_EXERCISE TASK_: Go through the listing below and list every line with "Vala".

** begin WORKING DATA **

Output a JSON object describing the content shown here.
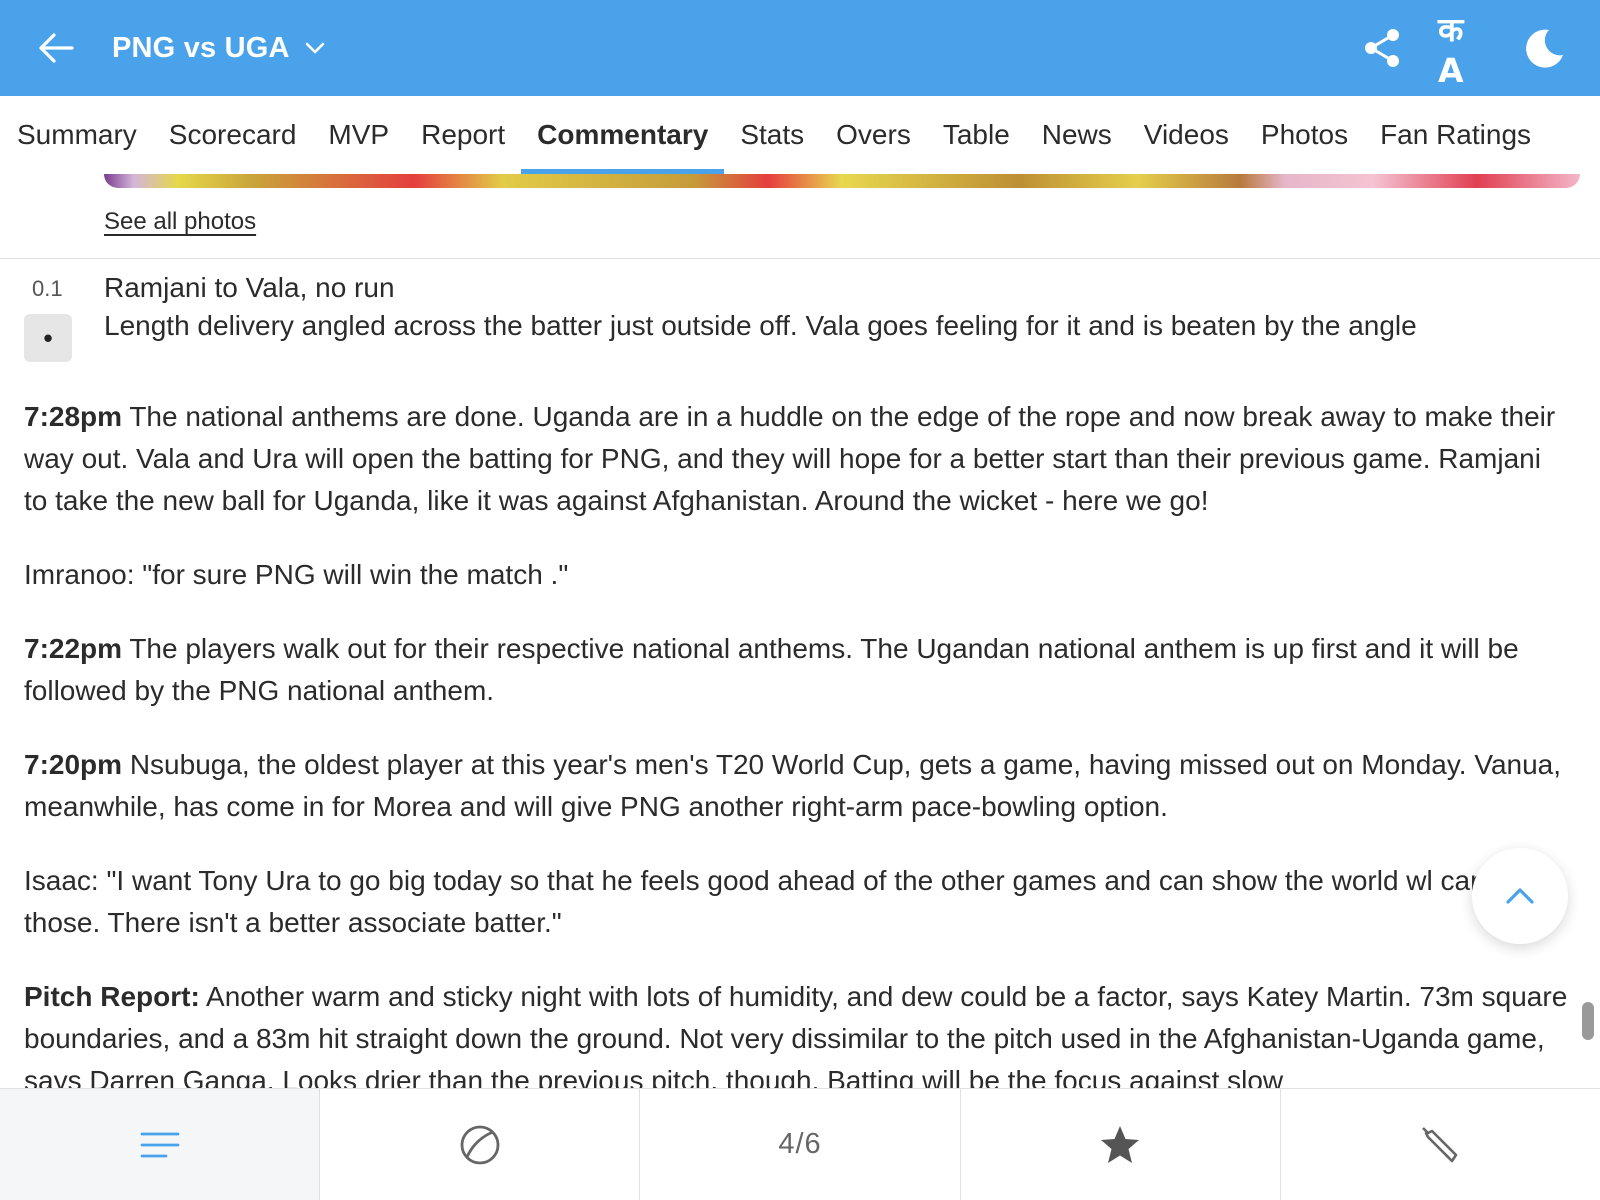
{
  "header": {
    "title": "PNG vs UGA",
    "lang_label": "क A",
    "icons": [
      "back-arrow-icon",
      "chevron-down-icon",
      "share-icon",
      "language-icon",
      "moon-icon"
    ]
  },
  "tabs": [
    {
      "label": "Summary",
      "active": false
    },
    {
      "label": "Scorecard",
      "active": false
    },
    {
      "label": "MVP",
      "active": false
    },
    {
      "label": "Report",
      "active": false
    },
    {
      "label": "Commentary",
      "active": true
    },
    {
      "label": "Stats",
      "active": false
    },
    {
      "label": "Overs",
      "active": false
    },
    {
      "label": "Table",
      "active": false
    },
    {
      "label": "News",
      "active": false
    },
    {
      "label": "Videos",
      "active": false
    },
    {
      "label": "Photos",
      "active": false
    },
    {
      "label": "Fan Ratings",
      "active": false
    }
  ],
  "photos": {
    "see_all": "See all photos"
  },
  "ball": {
    "over": "0.1",
    "result": "•",
    "title": "Ramjani to Vala, no run",
    "text": "Length delivery angled across the batter just outside off. Vala goes feeling for it and is beaten by the angle"
  },
  "commentary": [
    {
      "time": "7:28pm",
      "text": "The national anthems are done. Uganda are in a huddle on the edge of the rope and now break away to make their way out. Vala and Ura will open the batting for PNG, and they will hope for a better start than their previous game. Ramjani to take the new ball for Uganda, like it was against Afghanistan. Around the wicket - here we go!"
    },
    {
      "time": "",
      "text": "Imranoo: \"for sure PNG will win the match .\""
    },
    {
      "time": "7:22pm",
      "text": "The players walk out for their respective national anthems. The Ugandan national anthem is up first and it will be followed by the PNG national anthem."
    },
    {
      "time": "7:20pm",
      "text": "Nsubuga, the oldest player at this year's men's T20 World Cup, gets a game, having missed out on Monday. Vanua, meanwhile, has come in for Morea and will give PNG another right-arm pace-bowling option."
    },
    {
      "time": "",
      "text": "Isaac: \"I want Tony Ura to go big today so that he feels good ahead of the other games and can show the world wl can do in those. There isn't a better associate batter.\""
    },
    {
      "time": "Pitch Report:",
      "text": "Another warm and sticky night with lots of humidity, and dew could be a factor, says Katey Martin. 73m square boundaries, and a 83m hit straight down the ground. Not very dissimilar to the pitch used in the Afghanistan-Uganda game, says Darren Ganga. Looks drier than the previous pitch, though. Batting will be the focus against slow"
    }
  ],
  "bottom_nav": {
    "items": [
      "commentary-list-icon",
      "ball-icon",
      "4/6",
      "star-icon",
      "bat-icon"
    ],
    "count_label": "4/6"
  },
  "colors": {
    "header_bg": "#4aa3ea",
    "accent": "#4aa3ea"
  }
}
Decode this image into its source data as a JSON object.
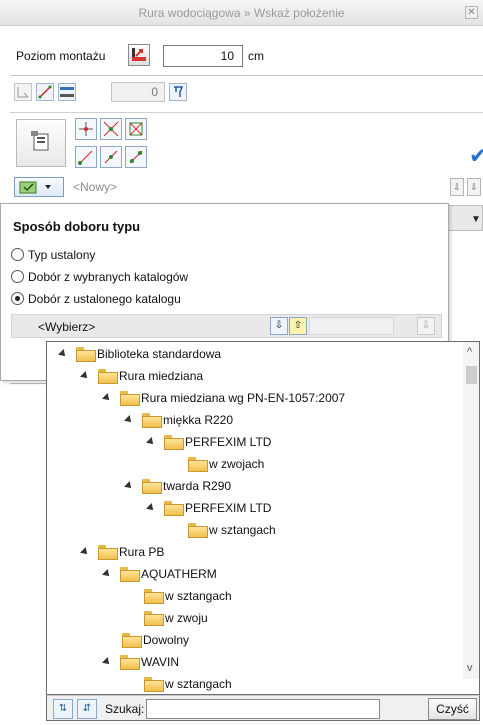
{
  "window": {
    "title": "Rura wodociągowa » Wskaż położenie"
  },
  "poziom": {
    "label": "Poziom montażu",
    "value": "10",
    "unit": "cm"
  },
  "tools_row": {
    "number_value": "0"
  },
  "nowy": {
    "text": "<Nowy>"
  },
  "sposob": {
    "heading": "Sposób doboru typu",
    "options": [
      {
        "label": "Typ ustalony",
        "selected": false
      },
      {
        "label": "Dobór z wybranych katalogów",
        "selected": false
      },
      {
        "label": "Dobór z ustalonego katalogu",
        "selected": true
      }
    ],
    "wybierz": "<Wybierz>"
  },
  "tree": {
    "items": [
      {
        "label": "Biblioteka standardowa",
        "level": 0,
        "expanded": true
      },
      {
        "label": "Rura miedziana",
        "level": 1,
        "expanded": true
      },
      {
        "label": "Rura miedziana wg PN-EN-1057:2007",
        "level": 2,
        "expanded": true
      },
      {
        "label": "miękka R220",
        "level": 3,
        "expanded": true
      },
      {
        "label": "PERFEXIM LTD",
        "level": 4,
        "expanded": true
      },
      {
        "label": "w zwojach",
        "level": 5,
        "expanded": false
      },
      {
        "label": "twarda R290",
        "level": 3,
        "expanded": true
      },
      {
        "label": "PERFEXIM LTD",
        "level": 4,
        "expanded": true
      },
      {
        "label": "w sztangach",
        "level": 5,
        "expanded": false
      },
      {
        "label": "Rura PB",
        "level": 1,
        "expanded": true
      },
      {
        "label": "AQUATHERM",
        "level": 2,
        "expanded": true
      },
      {
        "label": "w sztangach",
        "level": 3,
        "expanded": false
      },
      {
        "label": "w zwoju",
        "level": 3,
        "expanded": false
      },
      {
        "label": "Dowolny",
        "level": 2,
        "expanded": false
      },
      {
        "label": "WAVIN",
        "level": 2,
        "expanded": true
      },
      {
        "label": "w sztangach",
        "level": 3,
        "expanded": false
      }
    ]
  },
  "search": {
    "label": "Szukaj:",
    "value": "",
    "clear_label": "Czyść"
  },
  "colors": {
    "accent": "#2d6fc9",
    "folder": "#f2c04c"
  }
}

** end WORKING DATA **

_THE RESULT_:
    "title": "Ramjani to Vala, no run",
    "text": "Length delivery angled across the batter just outside off. Vala goes feeling for it and is beaten by the angle"
      "text": "The national anthems are done. Uganda are in a huddle on the edge of the rope and now break away to make their way out. Vala and Ura will open the batting for PNG, and they will hope for a better start than their previous game. Ramjani to take the new ball for Uganda, like it was against Afghanistan. Around the wicket - here we go!"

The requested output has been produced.